• **GIVEN INSTRUCTION**
Gather every line of the entries that includes the word "none".

• **MATERIAL**
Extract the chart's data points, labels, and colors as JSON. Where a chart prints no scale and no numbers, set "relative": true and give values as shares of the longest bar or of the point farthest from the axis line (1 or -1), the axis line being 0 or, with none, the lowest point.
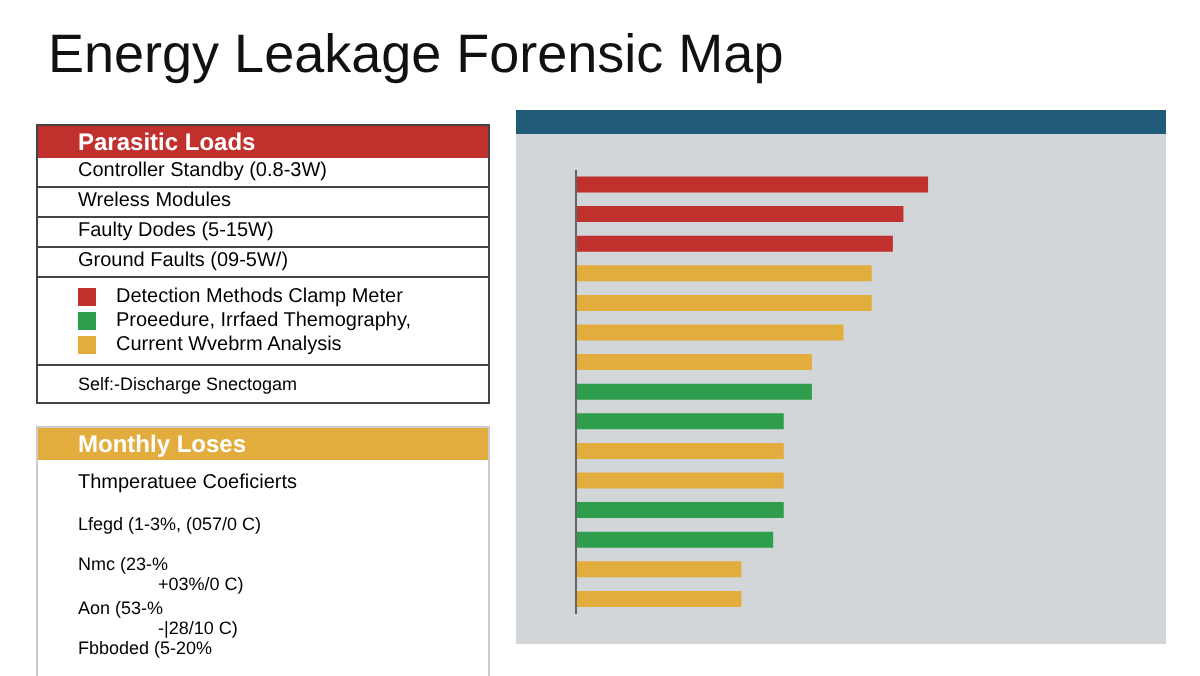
{
  "chart_data": {
    "type": "bar",
    "orientation": "horizontal",
    "relative": true,
    "title": "Energy Leakage Forensic Map",
    "categories": [
      null,
      null,
      null,
      null,
      null,
      null,
      null,
      null,
      null,
      null,
      null,
      null,
      null,
      null,
      null
    ],
    "values": [
      1,
      0.93,
      0.9,
      0.84,
      0.84,
      0.76,
      0.67,
      0.67,
      0.59,
      0.59,
      0.59,
      0.59,
      0.56,
      0.47,
      0.47
    ],
    "colors": [
      "#c0302c",
      "#c0302c",
      "#c0302c",
      "#e3ad3e",
      "#e3ad3e",
      "#e3ad3e",
      "#e3ad3e",
      "#2e9e4c",
      "#2e9e4c",
      "#e3ad3e",
      "#e3ad3e",
      "#2e9e4c",
      "#2e9e4c",
      "#e3ad3e",
      "#e3ad3e"
    ],
    "annotations": [
      "Parasitic Loads",
      "Controller Standby (0.8-3W)",
      "Wreless Modules",
      "Faulty Dodes (5-15W)",
      "Ground Faults (09-5W/)",
      "Detection Methods Clamp Meter",
      "Proeedure, Irrfaed Themography,",
      "Current Wvebrm Analysis",
      "Self:-Discharge Snectogam",
      "Monthly Loses",
      "Thmperatuee Coeficierts",
      "Lfegd (1-3%, (057/0 C)",
      "Nmc (23-%",
      "+03%/0 C)",
      "Aon (53-%",
      "-|28/10 C)",
      "Fbboded (5-20%"
    ]
  }
}
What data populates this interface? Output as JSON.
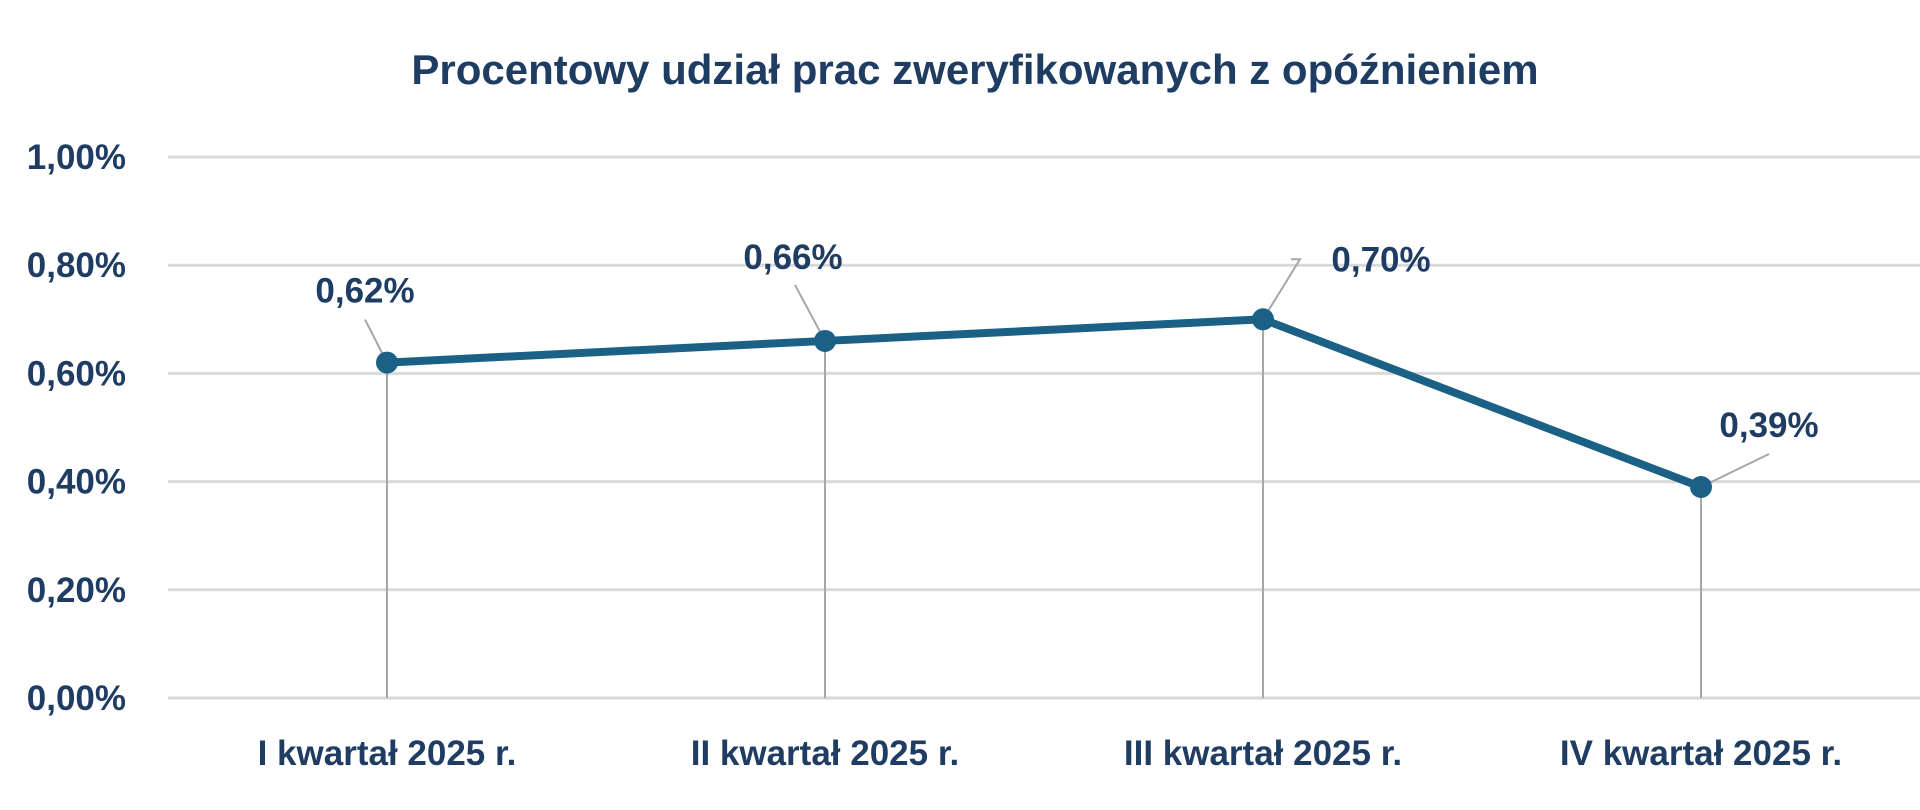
{
  "chart_data": {
    "type": "line",
    "title": "Procentowy udział prac zweryfikowanych z opóźnieniem",
    "xlabel": "",
    "ylabel": "",
    "categories": [
      "I kwartał 2025 r.",
      "II kwartał 2025 r.",
      "III kwartał 2025 r.",
      "IV kwartał 2025 r."
    ],
    "series": [
      {
        "values": [
          0.62,
          0.66,
          0.7,
          0.39
        ],
        "labels": [
          "0,62%",
          "0,66%",
          "0,70%",
          "0,39%"
        ]
      }
    ],
    "ylim": [
      0,
      1.0
    ],
    "yticks": [
      0,
      0.2,
      0.4,
      0.6,
      0.8,
      1.0
    ],
    "ytick_labels": [
      "0,00%",
      "0,20%",
      "0,40%",
      "0,60%",
      "0,80%",
      "1,00%"
    ],
    "grid": true,
    "drop_lines": true,
    "legend": "none",
    "colors": {
      "line": "#1a6185",
      "text": "#1f3d63",
      "grid": "#d9d9d9",
      "leader": "#a6a6a6"
    }
  }
}
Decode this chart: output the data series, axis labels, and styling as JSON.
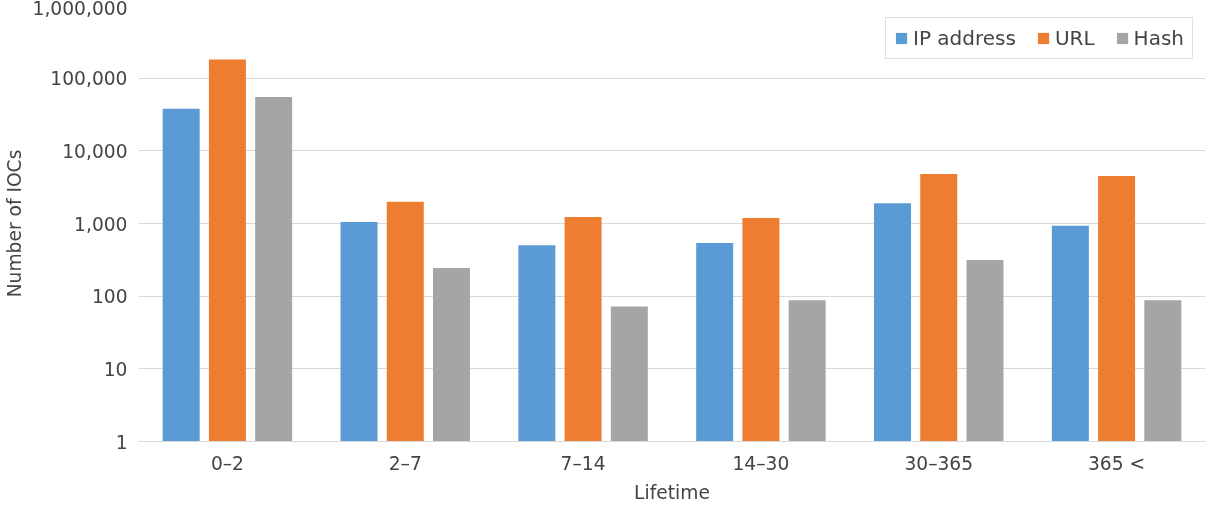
{
  "chart_data": {
    "type": "bar",
    "xlabel": "Lifetime",
    "ylabel": "Number of IOCs",
    "categories": [
      "0–2",
      "2–7",
      "7–14",
      "14–30",
      "30–365",
      "365 <"
    ],
    "series": [
      {
        "name": "IP address",
        "color": "#5b9bd5",
        "values": [
          38000,
          1050,
          500,
          540,
          1900,
          930
        ]
      },
      {
        "name": "URL",
        "color": "#ed7d31",
        "values": [
          180000,
          2000,
          1230,
          1190,
          4800,
          4500
        ]
      },
      {
        "name": "Hash",
        "color": "#a5a5a5",
        "values": [
          55000,
          245,
          72,
          88,
          315,
          88
        ]
      }
    ],
    "log": "y",
    "ylim": [
      1,
      1000000
    ],
    "yticks": [
      {
        "value": 1,
        "label": "1"
      },
      {
        "value": 10,
        "label": "10"
      },
      {
        "value": 100,
        "label": "100"
      },
      {
        "value": 1000,
        "label": "1,000"
      },
      {
        "value": 10000,
        "label": "10,000"
      },
      {
        "value": 100000,
        "label": "100,000"
      },
      {
        "value": 1000000,
        "label": "1,000,000"
      }
    ],
    "grid": "y",
    "legend": "top right"
  }
}
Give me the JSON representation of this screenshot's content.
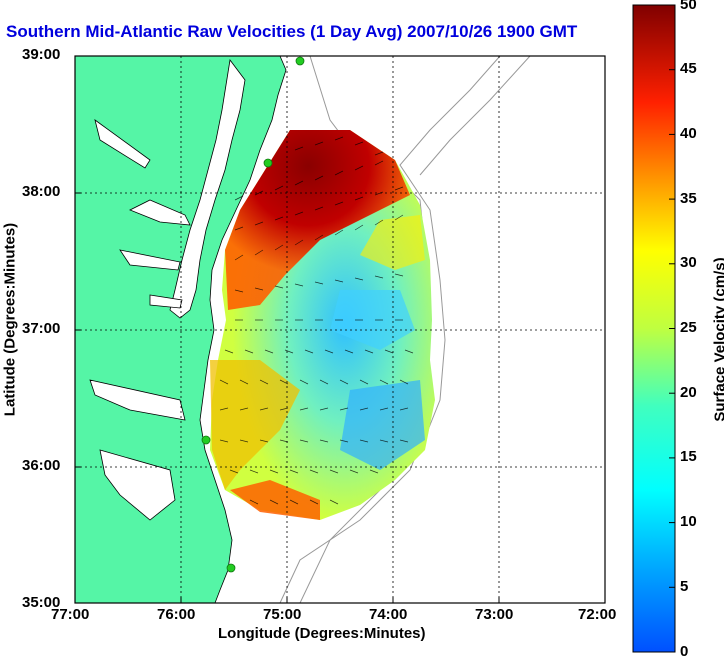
{
  "title": "Southern Mid-Atlantic Raw Velocities (1 Day Avg) 2007/10/26 1900 GMT",
  "axes": {
    "xlabel": "Longitude (Degrees:Minutes)",
    "ylabel": "Latitude (Degrees:Minutes)",
    "xticks": [
      "77:00",
      "76:00",
      "75:00",
      "74:00",
      "73:00",
      "72:00"
    ],
    "yticks": [
      "39:00",
      "38:00",
      "37:00",
      "36:00",
      "35:00"
    ]
  },
  "colorbar": {
    "label": "Surface Velocity (cm/s)",
    "ticks": [
      "0",
      "5",
      "10",
      "15",
      "20",
      "25",
      "30",
      "35",
      "40",
      "45",
      "50"
    ],
    "range": [
      0,
      50
    ],
    "colormap": "jet"
  },
  "map": {
    "land_color": "#55f5a6",
    "water_color": "#ffffff",
    "grid": "dotted",
    "xlim": [
      -77,
      -72
    ],
    "ylim": [
      35,
      39
    ],
    "stations_color": "#22cc22"
  }
}
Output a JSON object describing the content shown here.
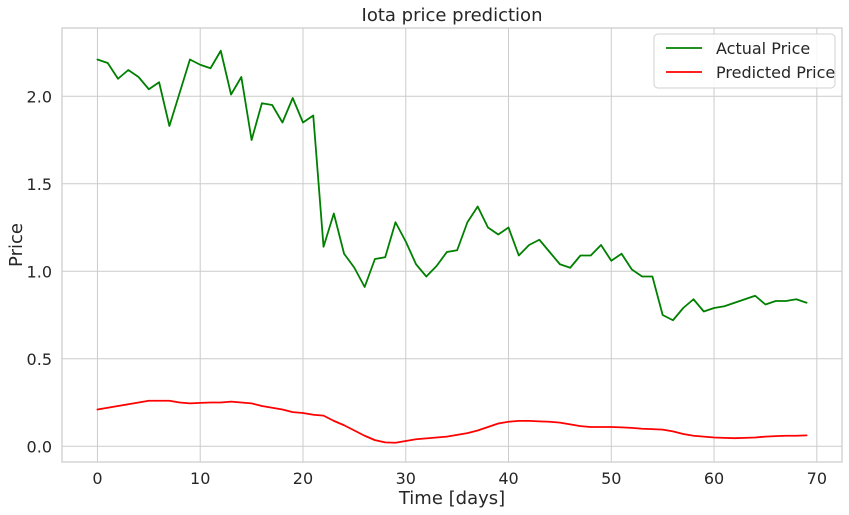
{
  "chart_data": {
    "type": "line",
    "title": "Iota price prediction",
    "xlabel": "Time [days]",
    "ylabel": "Price",
    "xlim": [
      -3.45,
      72.45
    ],
    "ylim": [
      -0.09,
      2.39
    ],
    "xticks": [
      0,
      10,
      20,
      30,
      40,
      50,
      60,
      70
    ],
    "yticks": [
      0.0,
      0.5,
      1.0,
      1.5,
      2.0
    ],
    "xtick_labels": [
      "0",
      "10",
      "20",
      "30",
      "40",
      "50",
      "60",
      "70"
    ],
    "ytick_labels": [
      "0.0",
      "0.5",
      "1.0",
      "1.5",
      "2.0"
    ],
    "grid": true,
    "legend_position": "top-right",
    "series": [
      {
        "name": "Actual Price",
        "color": "#008000",
        "values": [
          2.21,
          2.19,
          2.1,
          2.15,
          2.11,
          2.04,
          2.08,
          1.83,
          2.02,
          2.21,
          2.18,
          2.16,
          2.26,
          2.01,
          2.11,
          1.75,
          1.96,
          1.95,
          1.85,
          1.99,
          1.85,
          1.89,
          1.14,
          1.33,
          1.1,
          1.02,
          0.91,
          1.07,
          1.08,
          1.28,
          1.17,
          1.04,
          0.97,
          1.03,
          1.11,
          1.12,
          1.28,
          1.37,
          1.25,
          1.21,
          1.25,
          1.09,
          1.15,
          1.18,
          1.11,
          1.04,
          1.02,
          1.09,
          1.09,
          1.15,
          1.06,
          1.1,
          1.01,
          0.97,
          0.97,
          0.75,
          0.72,
          0.79,
          0.84,
          0.77,
          0.79,
          0.8,
          0.82,
          0.84,
          0.86,
          0.81,
          0.83,
          0.83,
          0.84,
          0.82
        ]
      },
      {
        "name": "Predicted Price",
        "color": "#ff0000",
        "values": [
          0.21,
          0.22,
          0.23,
          0.24,
          0.25,
          0.26,
          0.26,
          0.26,
          0.25,
          0.245,
          0.248,
          0.25,
          0.25,
          0.255,
          0.25,
          0.245,
          0.23,
          0.22,
          0.21,
          0.195,
          0.19,
          0.18,
          0.175,
          0.145,
          0.12,
          0.09,
          0.06,
          0.035,
          0.022,
          0.02,
          0.03,
          0.04,
          0.045,
          0.05,
          0.055,
          0.065,
          0.075,
          0.09,
          0.11,
          0.13,
          0.14,
          0.145,
          0.145,
          0.142,
          0.14,
          0.135,
          0.125,
          0.115,
          0.11,
          0.11,
          0.11,
          0.108,
          0.105,
          0.1,
          0.098,
          0.095,
          0.085,
          0.07,
          0.06,
          0.055,
          0.05,
          0.048,
          0.046,
          0.048,
          0.05,
          0.055,
          0.058,
          0.06,
          0.06,
          0.062
        ]
      }
    ]
  }
}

• **FINAL RESULT**
Extract the chart's data points, labels, and colors as JSON. Where a chart prints no scale and no numbers, set "relative": true and give values as shares of the longest bar or of the point farthest from the axis line (1 or -1), the axis line being 0 or, with none, the lowest point.
    "legend": "none",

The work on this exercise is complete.